*抜粋本文:*
──────

先日のゼミで『〈自己完結社会〉の成立』の第8章「〈共同〉の条件とその人間学的基盤」から、「共同のための作法や知恵」について扱いました。
ここでは、人間存在が他者とともに何かを作り上げていく「共同行為」を念頭に、負担を伴う〈共同〉をどのように受け入れ実践してきたのかということが焦点となります。
まず私が、このあたりの内容を書くときに意識していたのは、
- ①「自立した個人」を含む西洋近代世界が理想としてきた人間像とは異なる人間像を描くことを目指す。
- ②濃密な〈共同〉を実践しなければならなかった時代の人々が、どのような心構えや価値観を通じて〈共同〉に向き合おうとしてきたのかを、思考実験を交えながら“知恵”として抽出すること。
- ③現代の私たちに繋がる人々が大切にしてきた価値観や人間観を描き、言語化すること。
という3点で、ここに友人である増田敬祐さんの影響と、自分自身の経験がありました。
私はもともとサブカル的なものに興味がある人間ですので、映画、ドラマ、小説だけでなく漫画、アニメ、ゲーム、ネット空間における言説など、③を検討するためには、いろいろな作品に描かれる人間観を参照してきました。
(ただ、作品を観たり読んだりする時間が余り取れないため、個別的なジャンルにフォーカスするとなると、把握している作品はそれほど多いとは言えません)
こうした意味では、執筆当時、決して「少年漫画」を突出して意識したわけではなかったのですが、いまから結果的に読み直してみると、「少年漫画」で繰り返し描かれてきた主題と多くの接点があることに自分でも気づかされます。
実際、この本を刊行してすぐ『鬼滅の刃』と出会いましたが、ここにも多くの接点があり、このことを一度エッセイで書いたことがあります。
上柿崇英(2022d)「『鬼滅の刃』に見る、〈救い〉と〈信頼〉の物語」「『鬼滅の刃』に見る、〈救い〉と〈信頼〉の物語」『ニューサポート高校「国語」』、vol.37(2022年春号)、東京書籍)
以上のことから興味深い論点が二つ導出されます。
ひとつ目は、現在、事実として「少年漫画」に描かれている価値観や人間像と、②に関する、過去の時代に〈共同〉と日々向き合ってきた人々の価値観や人間像を、例えば民俗学の知見などを深めたうえで、改めて比較したときに何が見えるのかということです。

──────

*データ抜粋:*
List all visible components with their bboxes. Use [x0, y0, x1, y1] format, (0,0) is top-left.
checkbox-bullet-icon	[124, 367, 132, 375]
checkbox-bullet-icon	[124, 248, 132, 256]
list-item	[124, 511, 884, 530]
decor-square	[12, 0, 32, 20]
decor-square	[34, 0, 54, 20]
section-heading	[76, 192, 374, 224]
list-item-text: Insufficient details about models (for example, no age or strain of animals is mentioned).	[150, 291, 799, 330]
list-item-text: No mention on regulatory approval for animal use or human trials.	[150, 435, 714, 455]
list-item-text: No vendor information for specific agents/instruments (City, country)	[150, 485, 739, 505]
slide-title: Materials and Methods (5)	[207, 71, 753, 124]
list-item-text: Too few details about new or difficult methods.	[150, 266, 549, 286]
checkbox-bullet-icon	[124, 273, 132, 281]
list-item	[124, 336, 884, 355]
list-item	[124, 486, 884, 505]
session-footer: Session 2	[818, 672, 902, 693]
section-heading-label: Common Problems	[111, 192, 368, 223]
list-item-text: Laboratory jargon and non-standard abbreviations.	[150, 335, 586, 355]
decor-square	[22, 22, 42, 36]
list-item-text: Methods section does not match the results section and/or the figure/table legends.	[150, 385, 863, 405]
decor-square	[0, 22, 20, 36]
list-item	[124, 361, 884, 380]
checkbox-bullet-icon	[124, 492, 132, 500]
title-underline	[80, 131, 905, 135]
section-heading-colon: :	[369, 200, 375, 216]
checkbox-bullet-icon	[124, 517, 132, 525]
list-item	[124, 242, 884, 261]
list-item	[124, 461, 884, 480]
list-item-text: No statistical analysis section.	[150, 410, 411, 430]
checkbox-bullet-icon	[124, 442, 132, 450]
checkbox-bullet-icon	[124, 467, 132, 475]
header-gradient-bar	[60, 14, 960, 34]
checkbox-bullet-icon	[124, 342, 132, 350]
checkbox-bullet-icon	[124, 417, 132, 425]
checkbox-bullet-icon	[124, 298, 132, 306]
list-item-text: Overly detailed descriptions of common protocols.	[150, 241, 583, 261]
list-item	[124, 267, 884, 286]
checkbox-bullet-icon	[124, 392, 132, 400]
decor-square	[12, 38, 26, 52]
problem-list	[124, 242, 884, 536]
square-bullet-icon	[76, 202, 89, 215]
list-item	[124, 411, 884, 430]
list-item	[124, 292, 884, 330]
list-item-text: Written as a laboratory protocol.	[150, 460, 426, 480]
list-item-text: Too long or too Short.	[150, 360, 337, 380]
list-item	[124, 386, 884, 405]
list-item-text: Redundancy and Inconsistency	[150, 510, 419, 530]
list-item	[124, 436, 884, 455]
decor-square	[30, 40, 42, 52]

──────

*作業指示 A:*
抜粋本文のうち、「まず私が、このあたりの内容を書くときに意識していたのは、」から「以上のことから興味深い論点が二つ導出されます。」までを、その語句も含めて一字一句違えずに書き写してください。
*作業指示 B:*
抜粋本文によると、書き手が本の刊行直後に出会い、のちにエッセイでも取り上げた作品は何か。
これらの項目は、抜粋本文とは別の出典から取ったものである。

*解答例 A:*
まず私が、このあたりの内容を書くときに意識していたのは、
- ①「自立した個人」を含む西洋近代世界が理想としてきた人間像とは異なる人間像を描くことを目指す。
- ②濃密な〈共同〉を実践しなければならなかった時代の人々が、どのような心構えや価値観を通じて〈共同〉に向き合おうとしてきたのかを、思考実験を交えながら“知恵”として抽出すること。
- ③現代の私たちに繋がる人々が大切にしてきた価値観や人間観を描き、言語化すること。
という3点で、ここに友人である増田敬祐さんの影響と、自分自身の経験がありました。
私はもともとサブカル的なものに興味がある人間ですので、映画、ドラマ、小説だけでなく漫画、アニメ、ゲーム、ネット空間における言説など、③を検討するためには、いろいろな作品に描かれる人間観を参照してきました。
(ただ、作品を観たり読んだりする時間が余り取れないため、個別的なジャンルにフォーカスするとなると、把握している作品はそれほど多いとは言えません)
こうした意味では、執筆当時、決して「少年漫画」を突出して意識したわけではなかったのですが、いまから結果的に読み直してみると、「少年漫画」で繰り返し描かれてきた主題と多くの接点があることに自分でも気づかされます。
実際、この本を刊行してすぐ『鬼滅の刃』と出会いましたが、ここにも多くの接点があり、このことを一度エッセイで書いたことがあります。
上柿崇英(2022d)「『鬼滅の刃』に見る、〈救い〉と〈信頼〉の物語」「『鬼滅の刃』に見る、〈救い〉と〈信頼〉の物語」『ニューサポート高校「国語」』、vol.37(2022年春号)、東京書籍)
以上のことから興味深い論点が二つ導出されます。

*解答例 B:*
『鬼滅の刃』。